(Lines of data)

━━━━━━

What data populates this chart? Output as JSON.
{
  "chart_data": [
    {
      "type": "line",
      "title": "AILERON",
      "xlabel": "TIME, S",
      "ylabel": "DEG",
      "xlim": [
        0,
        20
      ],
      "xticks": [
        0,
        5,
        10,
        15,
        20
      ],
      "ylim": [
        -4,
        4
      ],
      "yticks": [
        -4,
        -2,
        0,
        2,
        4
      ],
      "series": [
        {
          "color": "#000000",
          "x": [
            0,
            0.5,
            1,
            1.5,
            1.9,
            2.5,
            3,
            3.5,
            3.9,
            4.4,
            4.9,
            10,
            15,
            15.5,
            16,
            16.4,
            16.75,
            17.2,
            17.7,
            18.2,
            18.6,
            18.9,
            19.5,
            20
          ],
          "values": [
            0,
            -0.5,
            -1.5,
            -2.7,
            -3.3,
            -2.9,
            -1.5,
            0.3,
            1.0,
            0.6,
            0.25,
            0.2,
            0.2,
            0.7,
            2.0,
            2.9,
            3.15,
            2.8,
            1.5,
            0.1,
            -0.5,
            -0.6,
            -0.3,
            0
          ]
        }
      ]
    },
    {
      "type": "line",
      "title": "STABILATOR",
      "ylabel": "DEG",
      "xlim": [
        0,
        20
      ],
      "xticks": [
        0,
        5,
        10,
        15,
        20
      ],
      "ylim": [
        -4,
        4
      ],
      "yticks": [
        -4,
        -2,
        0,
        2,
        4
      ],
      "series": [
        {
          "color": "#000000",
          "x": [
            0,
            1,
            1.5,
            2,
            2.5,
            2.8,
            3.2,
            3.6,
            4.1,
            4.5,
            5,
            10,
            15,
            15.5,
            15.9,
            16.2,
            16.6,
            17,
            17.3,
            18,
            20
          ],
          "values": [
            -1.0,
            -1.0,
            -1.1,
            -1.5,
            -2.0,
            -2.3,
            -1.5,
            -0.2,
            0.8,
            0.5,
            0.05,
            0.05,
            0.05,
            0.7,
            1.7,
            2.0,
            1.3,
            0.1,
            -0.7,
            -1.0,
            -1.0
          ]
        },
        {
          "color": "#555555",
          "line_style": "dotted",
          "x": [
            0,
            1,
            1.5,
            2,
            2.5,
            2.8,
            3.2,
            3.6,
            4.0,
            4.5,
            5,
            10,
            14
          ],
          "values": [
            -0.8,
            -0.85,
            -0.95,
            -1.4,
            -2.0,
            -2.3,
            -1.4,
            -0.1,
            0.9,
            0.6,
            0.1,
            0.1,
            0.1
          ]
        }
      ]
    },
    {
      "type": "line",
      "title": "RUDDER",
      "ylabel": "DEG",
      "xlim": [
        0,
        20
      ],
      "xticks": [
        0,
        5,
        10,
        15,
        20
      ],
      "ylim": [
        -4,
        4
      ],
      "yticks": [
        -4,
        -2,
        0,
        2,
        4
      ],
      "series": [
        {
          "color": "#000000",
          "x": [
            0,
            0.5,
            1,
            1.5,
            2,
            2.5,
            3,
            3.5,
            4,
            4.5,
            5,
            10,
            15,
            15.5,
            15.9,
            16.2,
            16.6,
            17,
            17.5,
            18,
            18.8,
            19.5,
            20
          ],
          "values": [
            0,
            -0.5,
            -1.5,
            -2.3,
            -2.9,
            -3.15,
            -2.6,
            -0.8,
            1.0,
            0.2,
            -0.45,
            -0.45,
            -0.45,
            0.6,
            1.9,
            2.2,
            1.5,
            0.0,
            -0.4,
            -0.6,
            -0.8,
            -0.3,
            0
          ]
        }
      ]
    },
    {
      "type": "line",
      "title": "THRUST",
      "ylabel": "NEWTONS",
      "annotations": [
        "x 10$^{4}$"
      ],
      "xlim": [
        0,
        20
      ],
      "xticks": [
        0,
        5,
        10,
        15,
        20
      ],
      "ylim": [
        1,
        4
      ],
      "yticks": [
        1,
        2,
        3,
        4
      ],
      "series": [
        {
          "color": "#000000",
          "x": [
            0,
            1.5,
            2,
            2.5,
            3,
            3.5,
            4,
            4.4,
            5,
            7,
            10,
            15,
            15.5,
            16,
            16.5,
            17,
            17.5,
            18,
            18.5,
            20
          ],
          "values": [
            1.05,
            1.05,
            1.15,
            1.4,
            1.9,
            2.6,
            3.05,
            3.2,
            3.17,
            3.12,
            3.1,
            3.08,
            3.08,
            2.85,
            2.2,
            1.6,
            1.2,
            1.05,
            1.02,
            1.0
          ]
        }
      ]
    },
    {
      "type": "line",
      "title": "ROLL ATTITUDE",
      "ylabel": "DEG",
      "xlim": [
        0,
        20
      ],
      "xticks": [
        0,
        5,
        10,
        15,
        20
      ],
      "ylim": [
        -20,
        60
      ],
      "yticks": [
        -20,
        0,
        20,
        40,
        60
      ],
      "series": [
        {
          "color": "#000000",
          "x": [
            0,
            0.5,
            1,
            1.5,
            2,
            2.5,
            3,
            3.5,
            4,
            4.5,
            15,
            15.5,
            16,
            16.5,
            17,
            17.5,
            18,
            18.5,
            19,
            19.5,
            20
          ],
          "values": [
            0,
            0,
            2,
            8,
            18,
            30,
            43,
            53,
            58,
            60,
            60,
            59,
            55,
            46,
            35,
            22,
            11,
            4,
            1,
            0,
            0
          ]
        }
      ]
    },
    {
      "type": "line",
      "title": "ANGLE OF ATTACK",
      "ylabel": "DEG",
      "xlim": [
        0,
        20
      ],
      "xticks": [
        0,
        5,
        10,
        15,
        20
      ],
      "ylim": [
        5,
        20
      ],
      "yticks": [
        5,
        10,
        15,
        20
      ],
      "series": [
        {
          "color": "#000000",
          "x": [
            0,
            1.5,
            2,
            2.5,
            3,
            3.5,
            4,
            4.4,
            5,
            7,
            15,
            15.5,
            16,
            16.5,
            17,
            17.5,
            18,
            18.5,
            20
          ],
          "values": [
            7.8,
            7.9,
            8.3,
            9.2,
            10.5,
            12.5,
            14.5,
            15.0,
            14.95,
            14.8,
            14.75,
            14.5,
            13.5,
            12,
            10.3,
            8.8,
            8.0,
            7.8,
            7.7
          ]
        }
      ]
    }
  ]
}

━━━━━━

• **Exercise details**
Every record shown above should be written out again exactly.

• **Solution to this problem**
What data populates this chart? Output as JSON.
{
  "chart_data": [
    {
      "type": "line",
      "title": "AILERON",
      "xlabel": "TIME, S",
      "ylabel": "DEG",
      "xlim": [
        0,
        20
      ],
      "xticks": [
        0,
        5,
        10,
        15,
        20
      ],
      "ylim": [
        -4,
        4
      ],
      "yticks": [
        -4,
        -2,
        0,
        2,
        4
      ],
      "series": [
        {
          "color": "#000000",
          "x": [
            0,
            0.5,
            1,
            1.5,
            1.9,
            2.5,
            3,
            3.5,
            3.9,
            4.4,
            4.9,
            10,
            15,
            15.5,
            16,
            16.4,
            16.75,
            17.2,
            17.7,
            18.2,
            18.6,
            18.9,
            19.5,
            20
          ],
          "values": [
            0,
            -0.5,
            -1.5,
            -2.7,
            -3.3,
            -2.9,
            -1.5,
            0.3,
            1.0,
            0.6,
            0.25,
            0.2,
            0.2,
            0.7,
            2.0,
            2.9,
            3.15,
            2.8,
            1.5,
            0.1,
            -0.5,
            -0.6,
            -0.3,
            0
          ]
        }
      ]
    },
    {
      "type": "line",
      "title": "STABILATOR",
      "ylabel": "DEG",
      "xlim": [
        0,
        20
      ],
      "xticks": [
        0,
        5,
        10,
        15,
        20
      ],
      "ylim": [
        -4,
        4
      ],
      "yticks": [
        -4,
        -2,
        0,
        2,
        4
      ],
      "series": [
        {
          "color": "#000000",
          "x": [
            0,
            1,
            1.5,
            2,
            2.5,
            2.8,
            3.2,
            3.6,
            4.1,
            4.5,
            5,
            10,
            15,
            15.5,
            15.9,
            16.2,
            16.6,
            17,
            17.3,
            18,
            20
          ],
          "values": [
            -1.0,
            -1.0,
            -1.1,
            -1.5,
            -2.0,
            -2.3,
            -1.5,
            -0.2,
            0.8,
            0.5,
            0.05,
            0.05,
            0.05,
            0.7,
            1.7,
            2.0,
            1.3,
            0.1,
            -0.7,
            -1.0,
            -1.0
          ]
        },
        {
          "color": "#555555",
          "line_style": "dotted",
          "x": [
            0,
            1,
            1.5,
            2,
            2.5,
            2.8,
            3.2,
            3.6,
            4.0,
            4.5,
            5,
            10,
            14
          ],
          "values": [
            -0.8,
            -0.85,
            -0.95,
            -1.4,
            -2.0,
            -2.3,
            -1.4,
            -0.1,
            0.9,
            0.6,
            0.1,
            0.1,
            0.1
          ]
        }
      ]
    },
    {
      "type": "line",
      "title": "RUDDER",
      "ylabel": "DEG",
      "xlim": [
        0,
        20
      ],
      "xticks": [
        0,
        5,
        10,
        15,
        20
      ],
      "ylim": [
        -4,
        4
      ],
      "yticks": [
        -4,
        -2,
        0,
        2,
        4
      ],
      "series": [
        {
          "color": "#000000",
          "x": [
            0,
            0.5,
            1,
            1.5,
            2,
            2.5,
            3,
            3.5,
            4,
            4.5,
            5,
            10,
            15,
            15.5,
            15.9,
            16.2,
            16.6,
            17,
            17.5,
            18,
            18.8,
            19.5,
            20
          ],
          "values": [
            0,
            -0.5,
            -1.5,
            -2.3,
            -2.9,
            -3.15,
            -2.6,
            -0.8,
            1.0,
            0.2,
            -0.45,
            -0.45,
            -0.45,
            0.6,
            1.9,
            2.2,
            1.5,
            0.0,
            -0.4,
            -0.6,
            -0.8,
            -0.3,
            0
          ]
        }
      ]
    },
    {
      "type": "line",
      "title": "THRUST",
      "ylabel": "NEWTONS",
      "annotations": [
        "x 10$^{4}$"
      ],
      "xlim": [
        0,
        20
      ],
      "xticks": [
        0,
        5,
        10,
        15,
        20
      ],
      "ylim": [
        1,
        4
      ],
      "yticks": [
        1,
        2,
        3,
        4
      ],
      "series": [
        {
          "color": "#000000",
          "x": [
            0,
            1.5,
            2,
            2.5,
            3,
            3.5,
            4,
            4.4,
            5,
            7,
            10,
            15,
            15.5,
            16,
            16.5,
            17,
            17.5,
            18,
            18.5,
            20
          ],
          "values": [
            1.05,
            1.05,
            1.15,
            1.4,
            1.9,
            2.6,
            3.05,
            3.2,
            3.17,
            3.12,
            3.1,
            3.08,
            3.08,
            2.85,
            2.2,
            1.6,
            1.2,
            1.05,
            1.02,
            1.0
          ]
        }
      ]
    },
    {
      "type": "line",
      "title": "ROLL ATTITUDE",
      "ylabel": "DEG",
      "xlim": [
        0,
        20
      ],
      "xticks": [
        0,
        5,
        10,
        15,
        20
      ],
      "ylim": [
        -20,
        60
      ],
      "yticks": [
        -20,
        0,
        20,
        40,
        60
      ],
      "series": [
        {
          "color": "#000000",
          "x": [
            0,
            0.5,
            1,
            1.5,
            2,
            2.5,
            3,
            3.5,
            4,
            4.5,
            15,
            15.5,
            16,
            16.5,
            17,
            17.5,
            18,
            18.5,
            19,
            19.5,
            20
          ],
          "values": [
            0,
            0,
            2,
            8,
            18,
            30,
            43,
            53,
            58,
            60,
            60,
            59,
            55,
            46,
            35,
            22,
            11,
            4,
            1,
            0,
            0
          ]
        }
      ]
    },
    {
      "type": "line",
      "title": "ANGLE OF ATTACK",
      "ylabel": "DEG",
      "xlim": [
        0,
        20
      ],
      "xticks": [
        0,
        5,
        10,
        15,
        20
      ],
      "ylim": [
        5,
        20
      ],
      "yticks": [
        5,
        10,
        15,
        20
      ],
      "series": [
        {
          "color": "#000000",
          "x": [
            0,
            1.5,
            2,
            2.5,
            3,
            3.5,
            4,
            4.4,
            5,
            7,
            15,
            15.5,
            16,
            16.5,
            17,
            17.5,
            18,
            18.5,
            20
          ],
          "values": [
            7.8,
            7.9,
            8.3,
            9.2,
            10.5,
            12.5,
            14.5,
            15.0,
            14.95,
            14.8,
            14.75,
            14.5,
            13.5,
            12,
            10.3,
            8.8,
            8.0,
            7.8,
            7.7
          ]
        }
      ]
    }
  ]
}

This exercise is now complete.